>> START

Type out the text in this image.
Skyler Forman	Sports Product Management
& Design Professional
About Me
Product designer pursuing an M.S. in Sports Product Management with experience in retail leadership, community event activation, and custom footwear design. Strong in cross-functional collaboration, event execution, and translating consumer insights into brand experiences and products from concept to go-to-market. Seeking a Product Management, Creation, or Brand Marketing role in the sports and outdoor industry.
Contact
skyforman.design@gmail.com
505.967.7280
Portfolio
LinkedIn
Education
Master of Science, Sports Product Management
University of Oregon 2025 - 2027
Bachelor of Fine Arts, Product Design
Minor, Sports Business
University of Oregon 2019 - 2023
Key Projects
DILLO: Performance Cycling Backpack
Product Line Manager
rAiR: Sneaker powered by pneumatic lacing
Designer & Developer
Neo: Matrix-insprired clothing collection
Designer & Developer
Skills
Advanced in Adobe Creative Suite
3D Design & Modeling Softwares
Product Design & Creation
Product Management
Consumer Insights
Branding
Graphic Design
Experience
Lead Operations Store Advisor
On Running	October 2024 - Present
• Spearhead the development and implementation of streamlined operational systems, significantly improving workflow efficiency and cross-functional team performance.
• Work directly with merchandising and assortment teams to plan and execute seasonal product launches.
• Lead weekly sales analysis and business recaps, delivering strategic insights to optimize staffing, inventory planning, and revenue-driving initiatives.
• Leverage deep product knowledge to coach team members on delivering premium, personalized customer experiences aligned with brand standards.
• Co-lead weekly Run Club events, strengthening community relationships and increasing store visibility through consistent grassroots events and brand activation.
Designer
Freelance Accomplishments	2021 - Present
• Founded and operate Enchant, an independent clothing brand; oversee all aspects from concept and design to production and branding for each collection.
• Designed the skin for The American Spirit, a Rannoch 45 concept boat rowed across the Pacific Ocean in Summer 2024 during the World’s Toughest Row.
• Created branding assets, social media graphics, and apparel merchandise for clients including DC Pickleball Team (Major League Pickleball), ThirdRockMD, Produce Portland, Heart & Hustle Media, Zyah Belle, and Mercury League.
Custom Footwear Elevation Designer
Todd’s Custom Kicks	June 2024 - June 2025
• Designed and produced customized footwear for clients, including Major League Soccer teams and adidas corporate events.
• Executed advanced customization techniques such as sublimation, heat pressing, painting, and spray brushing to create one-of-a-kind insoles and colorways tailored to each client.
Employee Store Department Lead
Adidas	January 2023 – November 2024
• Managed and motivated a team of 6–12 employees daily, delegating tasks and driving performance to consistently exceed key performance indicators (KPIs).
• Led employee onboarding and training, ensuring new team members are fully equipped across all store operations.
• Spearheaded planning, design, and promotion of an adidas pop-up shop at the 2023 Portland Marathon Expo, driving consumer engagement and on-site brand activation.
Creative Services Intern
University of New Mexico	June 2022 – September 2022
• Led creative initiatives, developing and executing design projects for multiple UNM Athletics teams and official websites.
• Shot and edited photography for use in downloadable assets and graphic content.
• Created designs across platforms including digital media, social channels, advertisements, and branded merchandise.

>> END

→ **AIM OF THE EXERCISE**
Copy each line of the records above that carries the word "initiatives".

→ **ANSWER FOR THE TASK**
• Lead weekly sales analysis and business recaps, delivering strategic insights to optimize staffing, inventory planning, and revenue-driving initiatives.
• Led creative initiatives, developing and executing design projects for multiple UNM Athletics teams and official websites.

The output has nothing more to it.